- What is asked: Gather the lines that hold the string "value".

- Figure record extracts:
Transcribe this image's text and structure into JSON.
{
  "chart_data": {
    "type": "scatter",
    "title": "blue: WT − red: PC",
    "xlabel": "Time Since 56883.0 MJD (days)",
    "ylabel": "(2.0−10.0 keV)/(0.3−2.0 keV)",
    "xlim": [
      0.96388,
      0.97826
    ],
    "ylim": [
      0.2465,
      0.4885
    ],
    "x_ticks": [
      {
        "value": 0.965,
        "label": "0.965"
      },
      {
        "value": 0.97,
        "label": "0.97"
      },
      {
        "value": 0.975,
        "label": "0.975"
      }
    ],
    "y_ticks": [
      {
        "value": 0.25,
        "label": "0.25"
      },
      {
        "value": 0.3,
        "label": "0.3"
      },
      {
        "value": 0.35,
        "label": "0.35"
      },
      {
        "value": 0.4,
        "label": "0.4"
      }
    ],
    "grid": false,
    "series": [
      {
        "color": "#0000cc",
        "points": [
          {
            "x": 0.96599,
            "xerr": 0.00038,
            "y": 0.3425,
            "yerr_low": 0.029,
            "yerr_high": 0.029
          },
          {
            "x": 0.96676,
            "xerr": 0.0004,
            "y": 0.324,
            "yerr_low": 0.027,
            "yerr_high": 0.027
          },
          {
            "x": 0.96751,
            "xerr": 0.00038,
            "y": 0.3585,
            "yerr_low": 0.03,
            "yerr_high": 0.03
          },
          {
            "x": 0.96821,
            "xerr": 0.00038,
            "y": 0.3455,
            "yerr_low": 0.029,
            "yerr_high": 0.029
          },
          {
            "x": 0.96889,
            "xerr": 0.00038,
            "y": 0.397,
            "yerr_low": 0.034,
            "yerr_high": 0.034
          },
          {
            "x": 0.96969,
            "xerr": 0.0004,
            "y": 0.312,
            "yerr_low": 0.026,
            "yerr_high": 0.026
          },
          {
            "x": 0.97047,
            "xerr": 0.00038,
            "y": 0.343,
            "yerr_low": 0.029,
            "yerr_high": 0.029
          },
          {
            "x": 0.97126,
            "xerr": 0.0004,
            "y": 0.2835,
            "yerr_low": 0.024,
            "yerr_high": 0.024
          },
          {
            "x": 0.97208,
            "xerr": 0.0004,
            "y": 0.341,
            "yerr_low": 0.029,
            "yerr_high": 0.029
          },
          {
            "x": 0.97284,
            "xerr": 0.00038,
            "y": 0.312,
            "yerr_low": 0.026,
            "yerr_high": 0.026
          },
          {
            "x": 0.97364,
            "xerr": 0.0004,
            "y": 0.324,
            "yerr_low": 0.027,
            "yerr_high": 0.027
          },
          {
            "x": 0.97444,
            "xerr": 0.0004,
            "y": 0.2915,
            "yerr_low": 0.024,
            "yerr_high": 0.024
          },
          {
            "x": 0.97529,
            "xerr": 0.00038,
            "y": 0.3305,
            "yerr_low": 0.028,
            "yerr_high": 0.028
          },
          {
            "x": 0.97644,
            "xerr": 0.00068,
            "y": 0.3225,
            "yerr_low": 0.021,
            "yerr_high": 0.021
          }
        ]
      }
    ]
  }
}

- Exercise result:
        "value": 0.965,
        "value": 0.97,
        "value": 0.975,
        "value": 0.25,
        "value": 0.3,
        "value": 0.35,
        "value": 0.4,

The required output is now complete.